---------- Items ----------

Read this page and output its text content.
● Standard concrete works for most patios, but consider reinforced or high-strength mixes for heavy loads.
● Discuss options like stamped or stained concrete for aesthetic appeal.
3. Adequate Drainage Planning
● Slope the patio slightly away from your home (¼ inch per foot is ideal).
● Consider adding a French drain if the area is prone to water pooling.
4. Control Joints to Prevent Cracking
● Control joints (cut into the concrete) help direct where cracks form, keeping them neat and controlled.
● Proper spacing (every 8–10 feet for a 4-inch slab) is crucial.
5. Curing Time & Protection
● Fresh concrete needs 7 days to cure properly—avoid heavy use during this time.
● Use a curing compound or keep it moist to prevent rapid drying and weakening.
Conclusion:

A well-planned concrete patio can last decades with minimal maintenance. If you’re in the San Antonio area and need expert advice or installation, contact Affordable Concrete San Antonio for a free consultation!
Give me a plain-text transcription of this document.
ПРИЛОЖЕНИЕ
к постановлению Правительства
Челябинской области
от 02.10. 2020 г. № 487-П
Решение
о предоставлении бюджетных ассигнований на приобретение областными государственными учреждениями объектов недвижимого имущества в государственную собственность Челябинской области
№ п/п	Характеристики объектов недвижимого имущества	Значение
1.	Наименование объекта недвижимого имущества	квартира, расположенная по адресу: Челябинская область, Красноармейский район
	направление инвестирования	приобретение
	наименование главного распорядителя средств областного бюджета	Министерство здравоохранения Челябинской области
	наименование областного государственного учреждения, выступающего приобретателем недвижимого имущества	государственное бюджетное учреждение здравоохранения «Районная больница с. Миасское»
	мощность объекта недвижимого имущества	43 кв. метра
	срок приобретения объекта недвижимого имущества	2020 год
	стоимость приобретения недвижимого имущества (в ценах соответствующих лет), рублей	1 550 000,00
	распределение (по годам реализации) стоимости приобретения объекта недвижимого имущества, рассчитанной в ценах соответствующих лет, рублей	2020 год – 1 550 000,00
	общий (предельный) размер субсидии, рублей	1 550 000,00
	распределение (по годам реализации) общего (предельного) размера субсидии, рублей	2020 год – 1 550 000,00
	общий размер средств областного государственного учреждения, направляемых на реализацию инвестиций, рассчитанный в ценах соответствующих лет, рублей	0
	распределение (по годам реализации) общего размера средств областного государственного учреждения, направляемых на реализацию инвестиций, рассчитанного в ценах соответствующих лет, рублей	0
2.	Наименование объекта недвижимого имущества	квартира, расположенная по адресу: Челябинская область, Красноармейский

----------

| Stated task |
Please output the entire listing exactly as it stands.

| Reply to the exercise |
Read this page and output its text content.
● Standard concrete works for most patios, but consider reinforced or high-strength mixes for heavy loads.
● Discuss options like stamped or stained concrete for aesthetic appeal.
3. Adequate Drainage Planning
● Slope the patio slightly away from your home (¼ inch per foot is ideal).
● Consider adding a French drain if the area is prone to water pooling.
4. Control Joints to Prevent Cracking
● Control joints (cut into the concrete) help direct where cracks form, keeping them neat and controlled.
● Proper spacing (every 8–10 feet for a 4-inch slab) is crucial.
5. Curing Time & Protection
● Fresh concrete needs 7 days to cure properly—avoid heavy use during this time.
● Use a curing compound or keep it moist to prevent rapid drying and weakening.
Conclusion:

A well-planned concrete patio can last decades with minimal maintenance. If you’re in the San Antonio area and need expert advice or installation, contact Affordable Concrete San Antonio for a free consultation!
Give me a plain-text transcription of this document.
ПРИЛОЖЕНИЕ
к постановлению Правительства
Челябинской области
от 02.10. 2020 г. № 487-П
Решение
о предоставлении бюджетных ассигнований на приобретение областными государственными учреждениями объектов недвижимого имущества в государственную собственность Челябинской области
№ п/п	Характеристики объектов недвижимого имущества	Значение
1.	Наименование объекта недвижимого имущества	квартира, расположенная по адресу: Челябинская область, Красноармейский район
	направление инвестирования	приобретение
	наименование главного распорядителя средств областного бюджета	Министерство здравоохранения Челябинской области
	наименование областного государственного учреждения, выступающего приобретателем недвижимого имущества	государственное бюджетное учреждение здравоохранения «Районная больница с. Миасское»
	мощность объекта недвижимого имущества	43 кв. метра
	срок приобретения объекта недвижимого имущества	2020 год
	стоимость приобретения недвижимого имущества (в ценах соответствующих лет), рублей	1 550 000,00
	распределение (по годам реализации) стоимости приобретения объекта недвижимого имущества, рассчитанной в ценах соответствующих лет, рублей	2020 год – 1 550 000,00
	общий (предельный) размер субсидии, рублей	1 550 000,00
	распределение (по годам реализации) общего (предельного) размера субсидии, рублей	2020 год – 1 550 000,00
	общий размер средств областного государственного учреждения, направляемых на реализацию инвестиций, рассчитанный в ценах соответствующих лет, рублей	0
	распределение (по годам реализации) общего размера средств областного государственного учреждения, направляемых на реализацию инвестиций, рассчитанного в ценах соответствующих лет, рублей	0
2.	Наименование объекта недвижимого имущества	квартира, расположенная по адресу: Челябинская область, Красноармейский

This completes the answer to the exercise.